Figure content listings
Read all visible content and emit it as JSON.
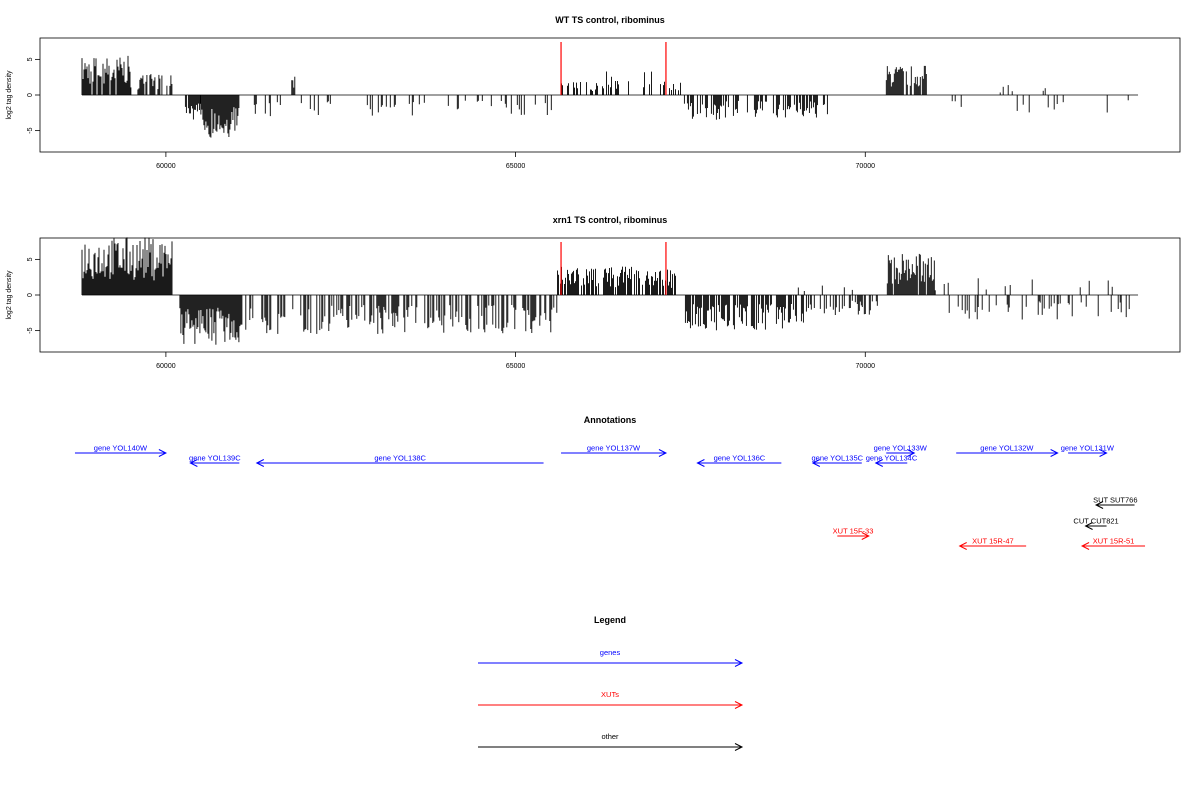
{
  "colors": {
    "genes": "#0000ff",
    "xuts": "#ff0000",
    "other": "#000000",
    "marker": "#ff0000"
  },
  "chart_data": [
    {
      "type": "bar",
      "title": "WT TS control, ribominus",
      "ylabel": "log2 tag density",
      "xlim": [
        58200,
        74500
      ],
      "ylim": [
        -8,
        8
      ],
      "xticks": [
        60000,
        65000,
        70000
      ],
      "yticks": [
        -5,
        0,
        5
      ],
      "baseline": [
        58800,
        73900
      ],
      "markers": [
        65650,
        67150
      ],
      "plus_clusters": [
        {
          "range": [
            58800,
            59500
          ],
          "density": 0.9,
          "max": 5.5
        },
        {
          "range": [
            59500,
            60100
          ],
          "density": 0.6,
          "max": 3.0
        },
        {
          "range": [
            61800,
            61850
          ],
          "density": 1.0,
          "max": 2.6
        },
        {
          "range": [
            65600,
            66300
          ],
          "density": 0.4,
          "max": 2.2
        },
        {
          "range": [
            66300,
            67000
          ],
          "density": 0.4,
          "max": 3.5
        },
        {
          "range": [
            67000,
            67400
          ],
          "density": 0.3,
          "max": 2.0
        },
        {
          "range": [
            70300,
            70900
          ],
          "density": 0.8,
          "max": 4.2
        },
        {
          "range": [
            71700,
            72800
          ],
          "density": 0.06,
          "max": 1.4
        }
      ],
      "minus_clusters": [
        {
          "range": [
            60250,
            60500
          ],
          "density": 0.7,
          "max": 3.8
        },
        {
          "range": [
            60500,
            61050
          ],
          "density": 1.0,
          "max": 6.0
        },
        {
          "range": [
            61050,
            65600
          ],
          "density": 0.12,
          "max": 3.0
        },
        {
          "range": [
            67400,
            68000
          ],
          "density": 0.7,
          "max": 3.5
        },
        {
          "range": [
            68000,
            69500
          ],
          "density": 0.5,
          "max": 3.2
        },
        {
          "range": [
            70900,
            73800
          ],
          "density": 0.03,
          "max": 2.5
        }
      ]
    },
    {
      "type": "bar",
      "title": "xrn1 TS control, ribominus",
      "ylabel": "log2 tag density",
      "xlim": [
        58200,
        74500
      ],
      "ylim": [
        -8,
        8
      ],
      "xticks": [
        60000,
        65000,
        70000
      ],
      "yticks": [
        -5,
        0,
        5
      ],
      "baseline": [
        58800,
        73900
      ],
      "markers": [
        65650,
        67150
      ],
      "plus_clusters": [
        {
          "range": [
            58800,
            60100
          ],
          "density": 1.0,
          "max": 8.2
        },
        {
          "range": [
            65600,
            67300
          ],
          "density": 0.8,
          "max": 4.0
        },
        {
          "range": [
            69000,
            70200
          ],
          "density": 0.05,
          "max": 1.5
        },
        {
          "range": [
            70300,
            71000
          ],
          "density": 0.9,
          "max": 6.0
        },
        {
          "range": [
            71000,
            73800
          ],
          "density": 0.08,
          "max": 2.5
        }
      ],
      "minus_clusters": [
        {
          "range": [
            60200,
            61100
          ],
          "density": 1.0,
          "max": 7.0
        },
        {
          "range": [
            61100,
            65600
          ],
          "density": 0.5,
          "max": 5.5
        },
        {
          "range": [
            67400,
            69200
          ],
          "density": 0.7,
          "max": 5.0
        },
        {
          "range": [
            69200,
            70200
          ],
          "density": 0.3,
          "max": 3.0
        },
        {
          "range": [
            71000,
            73900
          ],
          "density": 0.2,
          "max": 3.5
        }
      ]
    }
  ],
  "annotations": {
    "title": "Annotations",
    "features": [
      {
        "label": "gene YOL140W",
        "type": "genes",
        "start": 58700,
        "end": 60000,
        "strand": "+",
        "row": 0
      },
      {
        "label": "gene YOL139C",
        "type": "genes",
        "start": 60350,
        "end": 61050,
        "strand": "-",
        "row": 1
      },
      {
        "label": "gene YOL138C",
        "type": "genes",
        "start": 61300,
        "end": 65400,
        "strand": "-",
        "row": 1
      },
      {
        "label": "gene YOL137W",
        "type": "genes",
        "start": 65650,
        "end": 67150,
        "strand": "+",
        "row": 0
      },
      {
        "label": "gene YOL136C",
        "type": "genes",
        "start": 67600,
        "end": 68800,
        "strand": "-",
        "row": 1
      },
      {
        "label": "gene YOL135C",
        "type": "genes",
        "start": 69250,
        "end": 69950,
        "strand": "-",
        "row": 1
      },
      {
        "label": "gene YOL134C",
        "type": "genes",
        "start": 70150,
        "end": 70600,
        "strand": "-",
        "row": 1
      },
      {
        "label": "gene YOL133W",
        "type": "genes",
        "start": 70300,
        "end": 70700,
        "strand": "+",
        "row": 0
      },
      {
        "label": "gene YOL132W",
        "type": "genes",
        "start": 71300,
        "end": 72750,
        "strand": "+",
        "row": 0
      },
      {
        "label": "gene YOL131W",
        "type": "genes",
        "start": 72900,
        "end": 73450,
        "strand": "+",
        "row": 0
      },
      {
        "label": "SUT SUT766",
        "type": "other",
        "start": 73300,
        "end": 73850,
        "strand": "-",
        "row": 4
      },
      {
        "label": "CUT CUT821",
        "type": "other",
        "start": 73150,
        "end": 73450,
        "strand": "-",
        "row": 5
      },
      {
        "label": "XUT 15F-33",
        "type": "xuts",
        "start": 69600,
        "end": 70050,
        "strand": "+",
        "row": 6
      },
      {
        "label": "XUT 15R-47",
        "type": "xuts",
        "start": 71350,
        "end": 72300,
        "strand": "-",
        "row": 7
      },
      {
        "label": "XUT 15R-51",
        "type": "xuts",
        "start": 73100,
        "end": 74000,
        "strand": "-",
        "row": 7
      }
    ]
  },
  "legend": {
    "title": "Legend",
    "items": [
      {
        "label": "genes",
        "type": "genes"
      },
      {
        "label": "XUTs",
        "type": "xuts"
      },
      {
        "label": "other",
        "type": "other"
      }
    ]
  }
}
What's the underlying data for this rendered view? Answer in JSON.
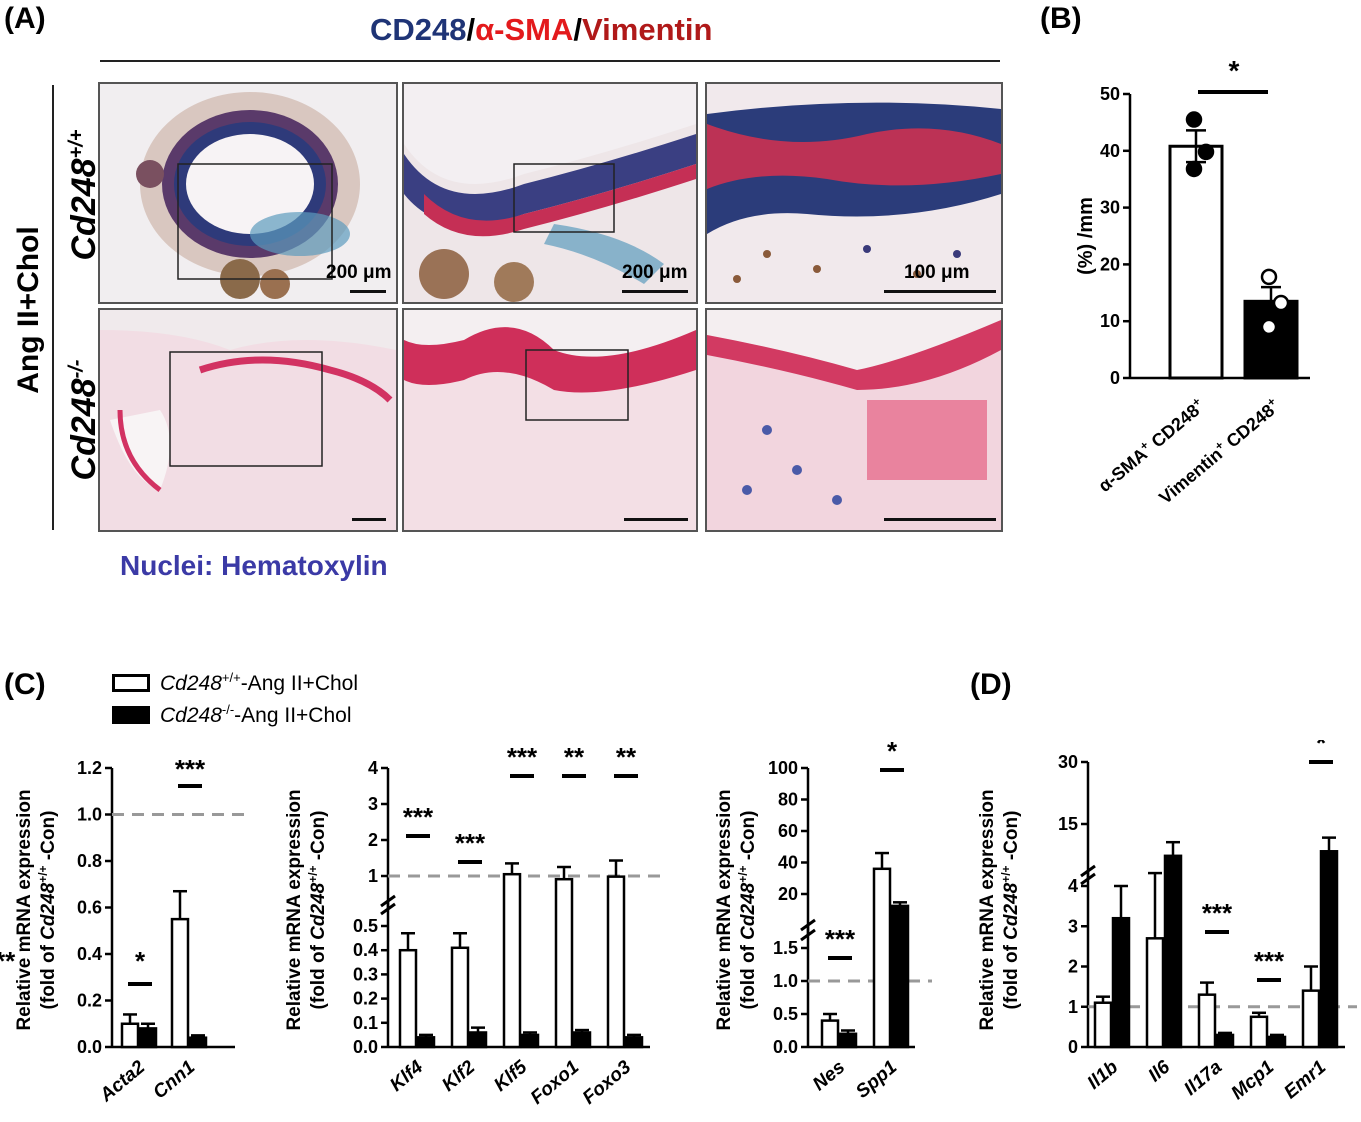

**DIRECTIONS:** Give back the records above word for word, minus any image they hold.

**THE COMPLETED TASK:**
Read all visible content and emit it as JSON.
{
  "colors": {
    "genes": "#0000ff",
    "xuts": "#ff0000",
    "other": "#000000",
    "marker": "#ff0000"
  },
  "chart_data": [
    {
      "type": "bar",
      "title": "WT TS control, ribominus",
      "ylabel": "log2 tag density",
      "xlim": [
        58200,
        74500
      ],
      "ylim": [
        -8,
        8
      ],
      "xticks": [
        60000,
        65000,
        70000
      ],
      "yticks": [
        -5,
        0,
        5
      ],
      "baseline": [
        58800,
        73900
      ],
      "markers": [
        65650,
        67150
      ],
      "plus_clusters": [
        {
          "range": [
            58800,
            59500
          ],
          "density": 0.9,
          "max": 5.5
        },
        {
          "range": [
            59500,
            60100
          ],
          "density": 0.6,
          "max": 3.0
        },
        {
          "range": [
            61800,
            61850
          ],
          "density": 1.0,
          "max": 2.6
        },
        {
          "range": [
            65600,
            66300
          ],
          "density": 0.4,
          "max": 2.2
        },
        {
          "range": [
            66300,
            67000
          ],
          "density": 0.4,
          "max": 3.5
        },
        {
          "range": [
            67000,
            67400
          ],
          "density": 0.3,
          "max": 2.0
        },
        {
          "range": [
            70300,
            70900
          ],
          "density": 0.8,
          "max": 4.2
        },
        {
          "range": [
            71700,
            72800
          ],
          "density": 0.06,
          "max": 1.4
        }
      ],
      "minus_clusters": [
        {
          "range": [
            60250,
            60500
          ],
          "density": 0.7,
          "max": 3.8
        },
        {
          "range": [
            60500,
            61050
          ],
          "density": 1.0,
          "max": 6.0
        },
        {
          "range": [
            61050,
            65600
          ],
          "density": 0.12,
          "max": 3.0
        },
        {
          "range": [
            67400,
            68000
          ],
          "density": 0.7,
          "max": 3.5
        },
        {
          "range": [
            68000,
            69500
          ],
          "density": 0.5,
          "max": 3.2
        },
        {
          "range": [
            70900,
            73800
          ],
          "density": 0.03,
          "max": 2.5
        }
      ]
    },
    {
      "type": "bar",
      "title": "xrn1 TS control, ribominus",
      "ylabel": "log2 tag density",
      "xlim": [
        58200,
        74500
      ],
      "ylim": [
        -8,
        8
      ],
      "xticks": [
        60000,
        65000,
        70000
      ],
      "yticks": [
        -5,
        0,
        5
      ],
      "baseline": [
        58800,
        73900
      ],
      "markers": [
        65650,
        67150
      ],
      "plus_clusters": [
        {
          "range": [
            58800,
            60100
          ],
          "density": 1.0,
          "max": 8.2
        },
        {
          "range": [
            65600,
            67300
          ],
          "density": 0.8,
          "max": 4.0
        },
        {
          "range": [
            69000,
            70200
          ],
          "density": 0.05,
          "max": 1.5
        },
        {
          "range": [
            70300,
            71000
          ],
          "density": 0.9,
          "max": 6.0
        },
        {
          "range": [
            71000,
            73800
          ],
          "density": 0.08,
          "max": 2.5
        }
      ],
      "minus_clusters": [
        {
          "range": [
            60200,
            61100
          ],
          "density": 1.0,
          "max": 7.0
        },
        {
          "range": [
            61100,
            65600
          ],
          "density": 0.5,
          "max": 5.5
        },
        {
          "range": [
            67400,
            69200
          ],
          "density": 0.7,
          "max": 5.0
        },
        {
          "range": [
            69200,
            70200
          ],
          "density": 0.3,
          "max": 3.0
        },
        {
          "range": [
            71000,
            73900
          ],
          "density": 0.2,
          "max": 3.5
        }
      ]
    }
  ],
  "annotations": {
    "title": "Annotations",
    "features": [
      {
        "label": "gene YOL140W",
        "type": "genes",
        "start": 58700,
        "end": 60000,
        "strand": "+",
        "row": 0
      },
      {
        "label": "gene YOL139C",
        "type": "genes",
        "start": 60350,
        "end": 61050,
        "strand": "-",
        "row": 1
      },
      {
        "label": "gene YOL138C",
        "type": "genes",
        "start": 61300,
        "end": 65400,
        "strand": "-",
        "row": 1
      },
      {
        "label": "gene YOL137W",
        "type": "genes",
        "start": 65650,
        "end": 67150,
        "strand": "+",
        "row": 0
      },
      {
        "label": "gene YOL136C",
        "type": "genes",
        "start": 67600,
        "end": 68800,
        "strand": "-",
        "row": 1
      },
      {
        "label": "gene YOL135C",
        "type": "genes",
        "start": 69250,
        "end": 69950,
        "strand": "-",
        "row": 1
      },
      {
        "label": "gene YOL134C",
        "type": "genes",
        "start": 70150,
        "end": 70600,
        "strand": "-",
        "row": 1
      },
      {
        "label": "gene YOL133W",
        "type": "genes",
        "start": 70300,
        "end": 70700,
        "strand": "+",
        "row": 0
      },
      {
        "label": "gene YOL132W",
        "type": "genes",
        "start": 71300,
        "end": 72750,
        "strand": "+",
        "row": 0
      },
      {
        "label": "gene YOL131W",
        "type": "genes",
        "start": 72900,
        "end": 73450,
        "strand": "+",
        "row": 0
      },
      {
        "label": "SUT SUT766",
        "type": "other",
        "start": 73300,
        "end": 73850,
        "strand": "-",
        "row": 4
      },
      {
        "label": "CUT CUT821",
        "type": "other",
        "start": 73150,
        "end": 73450,
        "strand": "-",
        "row": 5
      },
      {
        "label": "XUT 15F-33",
        "type": "xuts",
        "start": 69600,
        "end": 70050,
        "strand": "+",
        "row": 6
      },
      {
        "label": "XUT 15R-47",
        "type": "xuts",
        "start": 71350,
        "end": 72300,
        "strand": "-",
        "row": 7
      },
      {
        "label": "XUT 15R-51",
        "type": "xuts",
        "start": 73100,
        "end": 74000,
        "strand": "-",
        "row": 7
      }
    ]
  },
  "legend": {
    "title": "Legend",
    "items": [
      {
        "label": "genes",
        "type": "genes"
      },
      {
        "label": "XUTs",
        "type": "xuts"
      },
      {
        "label": "other",
        "type": "other"
      }
    ]
  }
}
What's the underlying data for this rendered view? Answer in JSON.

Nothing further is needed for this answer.